**EXERCISE OBJECTIVE**
Output every line of the data exactly as it appears.

**INPUT**
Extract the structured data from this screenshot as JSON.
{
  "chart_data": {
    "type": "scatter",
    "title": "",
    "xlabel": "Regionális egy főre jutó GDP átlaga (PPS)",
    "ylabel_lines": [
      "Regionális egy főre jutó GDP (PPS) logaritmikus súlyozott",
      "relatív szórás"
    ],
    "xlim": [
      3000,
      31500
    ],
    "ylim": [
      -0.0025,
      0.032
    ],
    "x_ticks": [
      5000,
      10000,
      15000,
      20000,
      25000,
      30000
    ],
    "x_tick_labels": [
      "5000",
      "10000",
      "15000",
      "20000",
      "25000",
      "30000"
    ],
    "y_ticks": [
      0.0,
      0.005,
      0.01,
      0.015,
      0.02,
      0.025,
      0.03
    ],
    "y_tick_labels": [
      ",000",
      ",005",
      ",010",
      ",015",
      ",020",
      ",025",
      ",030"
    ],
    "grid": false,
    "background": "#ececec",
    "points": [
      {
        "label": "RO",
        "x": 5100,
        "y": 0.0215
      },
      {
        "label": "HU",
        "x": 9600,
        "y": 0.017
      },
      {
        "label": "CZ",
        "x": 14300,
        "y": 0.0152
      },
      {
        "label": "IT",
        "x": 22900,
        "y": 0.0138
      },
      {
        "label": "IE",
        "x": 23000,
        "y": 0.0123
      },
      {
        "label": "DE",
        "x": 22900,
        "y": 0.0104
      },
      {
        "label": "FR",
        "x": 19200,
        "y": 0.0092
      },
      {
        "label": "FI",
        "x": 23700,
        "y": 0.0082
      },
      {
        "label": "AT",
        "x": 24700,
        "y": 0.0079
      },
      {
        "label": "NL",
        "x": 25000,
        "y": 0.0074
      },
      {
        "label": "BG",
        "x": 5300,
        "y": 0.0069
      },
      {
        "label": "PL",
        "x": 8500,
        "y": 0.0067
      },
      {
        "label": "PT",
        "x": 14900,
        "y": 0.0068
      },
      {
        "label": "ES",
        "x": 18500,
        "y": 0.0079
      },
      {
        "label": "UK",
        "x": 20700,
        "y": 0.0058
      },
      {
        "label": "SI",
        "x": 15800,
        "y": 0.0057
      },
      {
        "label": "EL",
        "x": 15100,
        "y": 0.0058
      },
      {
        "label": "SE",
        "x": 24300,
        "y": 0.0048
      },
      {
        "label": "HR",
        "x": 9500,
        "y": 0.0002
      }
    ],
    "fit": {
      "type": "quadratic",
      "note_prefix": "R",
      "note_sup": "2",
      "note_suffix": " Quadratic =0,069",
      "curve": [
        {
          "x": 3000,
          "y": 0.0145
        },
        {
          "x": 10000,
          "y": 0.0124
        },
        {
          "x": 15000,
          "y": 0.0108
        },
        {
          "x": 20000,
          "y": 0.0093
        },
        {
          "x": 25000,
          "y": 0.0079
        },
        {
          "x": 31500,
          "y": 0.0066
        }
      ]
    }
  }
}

**RESULT**
Extract the structured data from this screenshot as JSON.
{
  "chart_data": {
    "type": "scatter",
    "title": "",
    "xlabel": "Regionális egy főre jutó GDP átlaga (PPS)",
    "ylabel_lines": [
      "Regionális egy főre jutó GDP (PPS) logaritmikus súlyozott",
      "relatív szórás"
    ],
    "xlim": [
      3000,
      31500
    ],
    "ylim": [
      -0.0025,
      0.032
    ],
    "x_ticks": [
      5000,
      10000,
      15000,
      20000,
      25000,
      30000
    ],
    "x_tick_labels": [
      "5000",
      "10000",
      "15000",
      "20000",
      "25000",
      "30000"
    ],
    "y_ticks": [
      0.0,
      0.005,
      0.01,
      0.015,
      0.02,
      0.025,
      0.03
    ],
    "y_tick_labels": [
      ",000",
      ",005",
      ",010",
      ",015",
      ",020",
      ",025",
      ",030"
    ],
    "grid": false,
    "background": "#ececec",
    "points": [
      {
        "label": "RO",
        "x": 5100,
        "y": 0.0215
      },
      {
        "label": "HU",
        "x": 9600,
        "y": 0.017
      },
      {
        "label": "CZ",
        "x": 14300,
        "y": 0.0152
      },
      {
        "label": "IT",
        "x": 22900,
        "y": 0.0138
      },
      {
        "label": "IE",
        "x": 23000,
        "y": 0.0123
      },
      {
        "label": "DE",
        "x": 22900,
        "y": 0.0104
      },
      {
        "label": "FR",
        "x": 19200,
        "y": 0.0092
      },
      {
        "label": "FI",
        "x": 23700,
        "y": 0.0082
      },
      {
        "label": "AT",
        "x": 24700,
        "y": 0.0079
      },
      {
        "label": "NL",
        "x": 25000,
        "y": 0.0074
      },
      {
        "label": "BG",
        "x": 5300,
        "y": 0.0069
      },
      {
        "label": "PL",
        "x": 8500,
        "y": 0.0067
      },
      {
        "label": "PT",
        "x": 14900,
        "y": 0.0068
      },
      {
        "label": "ES",
        "x": 18500,
        "y": 0.0079
      },
      {
        "label": "UK",
        "x": 20700,
        "y": 0.0058
      },
      {
        "label": "SI",
        "x": 15800,
        "y": 0.0057
      },
      {
        "label": "EL",
        "x": 15100,
        "y": 0.0058
      },
      {
        "label": "SE",
        "x": 24300,
        "y": 0.0048
      },
      {
        "label": "HR",
        "x": 9500,
        "y": 0.0002
      }
    ],
    "fit": {
      "type": "quadratic",
      "note_prefix": "R",
      "note_sup": "2",
      "note_suffix": " Quadratic =0,069",
      "curve": [
        {
          "x": 3000,
          "y": 0.0145
        },
        {
          "x": 10000,
          "y": 0.0124
        },
        {
          "x": 15000,
          "y": 0.0108
        },
        {
          "x": 20000,
          "y": 0.0093
        },
        {
          "x": 25000,
          "y": 0.0079
        },
        {
          "x": 31500,
          "y": 0.0066
        }
      ]
    }
  }
}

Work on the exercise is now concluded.